● Task description
Update these lines by changing every "flue-hood" to "exhaust-hood", keeping everything else the same.

● Entries
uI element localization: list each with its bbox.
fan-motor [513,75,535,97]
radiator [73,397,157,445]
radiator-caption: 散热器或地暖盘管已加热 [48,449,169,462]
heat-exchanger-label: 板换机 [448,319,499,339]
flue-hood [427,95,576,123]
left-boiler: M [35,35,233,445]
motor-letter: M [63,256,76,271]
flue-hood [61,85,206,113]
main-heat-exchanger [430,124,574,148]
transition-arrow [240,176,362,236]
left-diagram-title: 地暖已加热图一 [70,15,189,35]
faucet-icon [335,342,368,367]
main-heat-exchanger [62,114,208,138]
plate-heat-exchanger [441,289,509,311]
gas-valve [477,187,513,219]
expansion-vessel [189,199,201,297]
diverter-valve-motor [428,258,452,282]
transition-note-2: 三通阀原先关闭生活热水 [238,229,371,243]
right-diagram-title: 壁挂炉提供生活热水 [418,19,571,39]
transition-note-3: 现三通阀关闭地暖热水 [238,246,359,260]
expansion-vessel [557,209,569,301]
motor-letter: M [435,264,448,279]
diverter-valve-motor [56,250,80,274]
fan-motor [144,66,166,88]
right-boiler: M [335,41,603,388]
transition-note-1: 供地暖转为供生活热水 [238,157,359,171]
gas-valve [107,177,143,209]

● Solution to this exercise
uI element localization: list each with its bbox.
fan-motor [513,75,535,97]
radiator [73,397,157,445]
radiator-caption: 散热器或地暖盘管已加热 [48,449,169,462]
heat-exchanger-label: 板换机 [448,319,499,339]
exhaust-hood [427,95,576,123]
left-boiler: M [35,35,233,445]
motor-letter: M [63,256,76,271]
exhaust-hood [61,85,206,113]
main-heat-exchanger [430,124,574,148]
transition-arrow [240,176,362,236]
left-diagram-title: 地暖已加热图一 [70,15,189,35]
faucet-icon [335,342,368,367]
main-heat-exchanger [62,114,208,138]
plate-heat-exchanger [441,289,509,311]
gas-valve [477,187,513,219]
expansion-vessel [189,199,201,297]
diverter-valve-motor [428,258,452,282]
transition-note-2: 三通阀原先关闭生活热水 [238,229,371,243]
right-diagram-title: 壁挂炉提供生活热水 [418,19,571,39]
transition-note-3: 现三通阀关闭地暖热水 [238,246,359,260]
expansion-vessel [557,209,569,301]
motor-letter: M [435,264,448,279]
diverter-valve-motor [56,250,80,274]
fan-motor [144,66,166,88]
right-boiler: M [335,41,603,388]
transition-note-1: 供地暖转为供生活热水 [238,157,359,171]
gas-valve [107,177,143,209]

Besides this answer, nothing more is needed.